--- Start of DATA PROVIDED ---

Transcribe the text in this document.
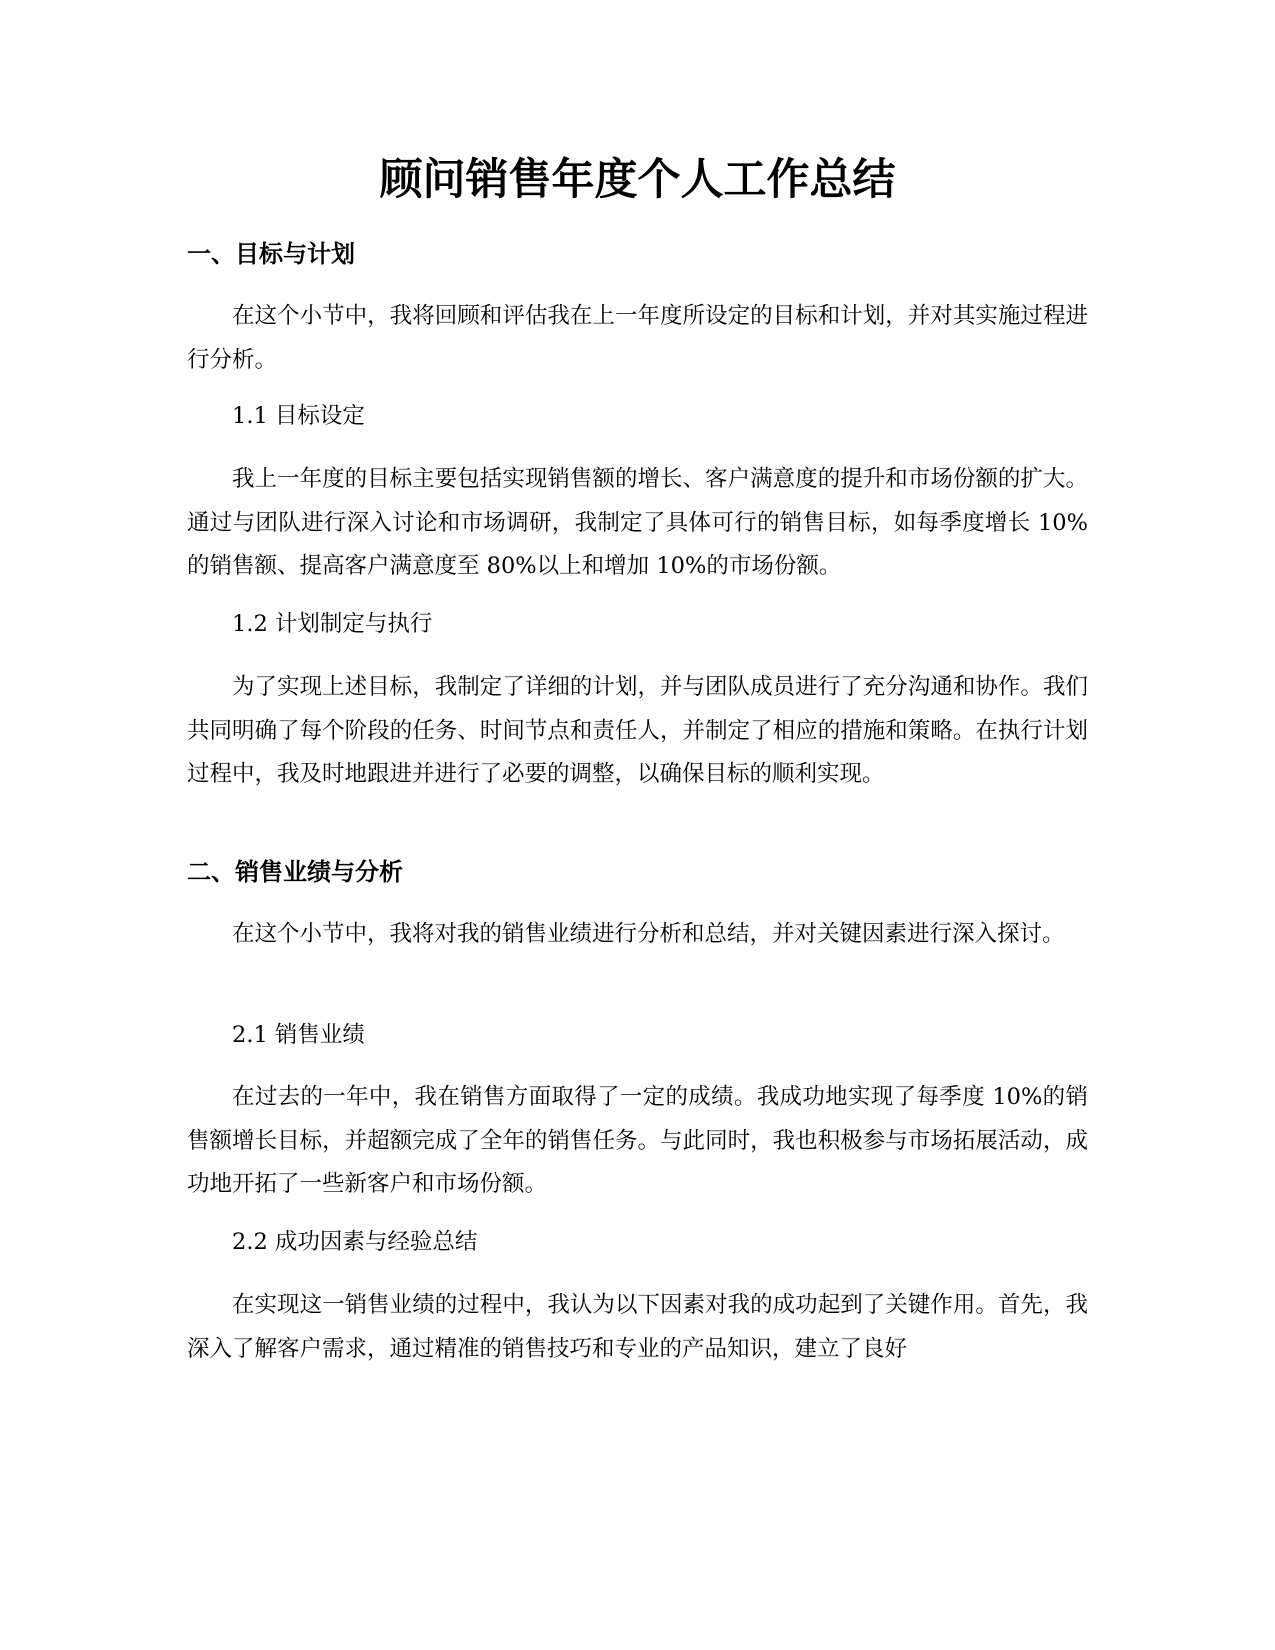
顾问销售年度个人工作总结
一、目标与计划

在这个小节中，我将回顾和评估我在上一年度所设定的目标和计划，并对其实施过程进行分析。

1.1 目标设定

我上一年度的目标主要包括实现销售额的增长、客户满意度的提升和市场份额的扩大。通过与团队进行深入讨论和市场调研，我制定了具体可行的销售目标，如每季度增长 10%的销售额、提高客户满意度至 80%以上和增加 10%的市场份额。

1.2 计划制定与执行

为了实现上述目标，我制定了详细的计划，并与团队成员进行了充分沟通和协作。我们共同明确了每个阶段的任务、时间节点和责任人，并制定了相应的措施和策略。在执行计划过程中，我及时地跟进并进行了必要的调整，以确保目标的顺利实现。

二、销售业绩与分析

在这个小节中，我将对我的销售业绩进行分析和总结，并对关键因素进行深入探讨。

2.1 销售业绩

在过去的一年中，我在销售方面取得了一定的成绩。我成功地实现了每季度 10%的销售额增长目标，并超额完成了全年的销售任务。与此同时，我也积极参与市场拓展活动，成功地开拓了一些新客户和市场份额。

2.2 成功因素与经验总结

在实现这一销售业绩的过程中，我认为以下因素对我的成功起到了关键作用。首先，我深入了解客户需求，通过精准的销售技巧和专业的产品知识，建立了良好
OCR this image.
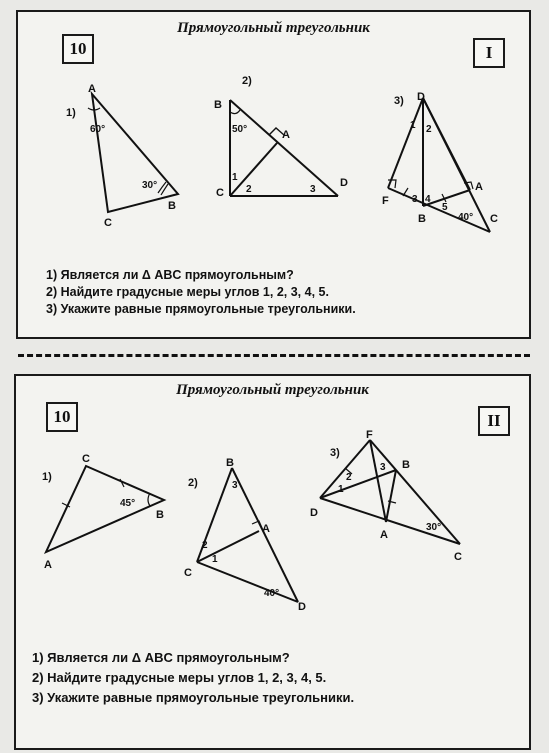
Прямоугольный треугольник
10	I
1)
A
B
C
60°
30°
2)
B
A
C
D
50°
1
2	3
3) D
A
F
B	C
1 2
3 4
5
40°
1) Является ли Δ ABC прямоугольным?
2) Найдите градусные меры углов 1, 2, 3, 4, 5.
3) Укажите равные прямоугольные треугольники.
Прямоугольный треугольник
10	II
1)
C
B
A
45°
2)
B
A
C
D
3
2
1
40°
3)
F
B
D
A
C
1
2
3
30°
1) Является ли Δ ABC прямоугольным?
2) Найдите градусные меры углов 1, 2, 3, 4, 5.
3) Укажите равные прямоугольные треугольники.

--- End of DATA PROVIDED ---

CHALLENGE: Each entry gets copied exactly; the pictures stay out.

OUTPUT BELOW:
Transcribe the text in this document.
顾问销售年度个人工作总结
一、目标与计划

在这个小节中，我将回顾和评估我在上一年度所设定的目标和计划，并对其实施过程进行分析。

1.1 目标设定

我上一年度的目标主要包括实现销售额的增长、客户满意度的提升和市场份额的扩大。通过与团队进行深入讨论和市场调研，我制定了具体可行的销售目标，如每季度增长 10%的销售额、提高客户满意度至 80%以上和增加 10%的市场份额。

1.2 计划制定与执行

为了实现上述目标，我制定了详细的计划，并与团队成员进行了充分沟通和协作。我们共同明确了每个阶段的任务、时间节点和责任人，并制定了相应的措施和策略。在执行计划过程中，我及时地跟进并进行了必要的调整，以确保目标的顺利实现。

二、销售业绩与分析

在这个小节中，我将对我的销售业绩进行分析和总结，并对关键因素进行深入探讨。

2.1 销售业绩

在过去的一年中，我在销售方面取得了一定的成绩。我成功地实现了每季度 10%的销售额增长目标，并超额完成了全年的销售任务。与此同时，我也积极参与市场拓展活动，成功地开拓了一些新客户和市场份额。

2.2 成功因素与经验总结

在实现这一销售业绩的过程中，我认为以下因素对我的成功起到了关键作用。首先，我深入了解客户需求，通过精准的销售技巧和专业的产品知识，建立了良好
OCR this image.
Прямоугольный треугольник
10	I
1)
A
B
C
60°
30°
2)
B
A
C
D
50°
1
2	3
3) D
A
F
B	C
1 2
3 4
5
40°
1) Является ли Δ ABC прямоугольным?
2) Найдите градусные меры углов 1, 2, 3, 4, 5.
3) Укажите равные прямоугольные треугольники.
Прямоугольный треугольник
10	II
1)
C
B
A
45°
2)
B
A
C
D
3
2
1
40°
3)
F
B
D
A
C
1
2
3
30°
1) Является ли Δ ABC прямоугольным?
2) Найдите градусные меры углов 1, 2, 3, 4, 5.
3) Укажите равные прямоугольные треугольники.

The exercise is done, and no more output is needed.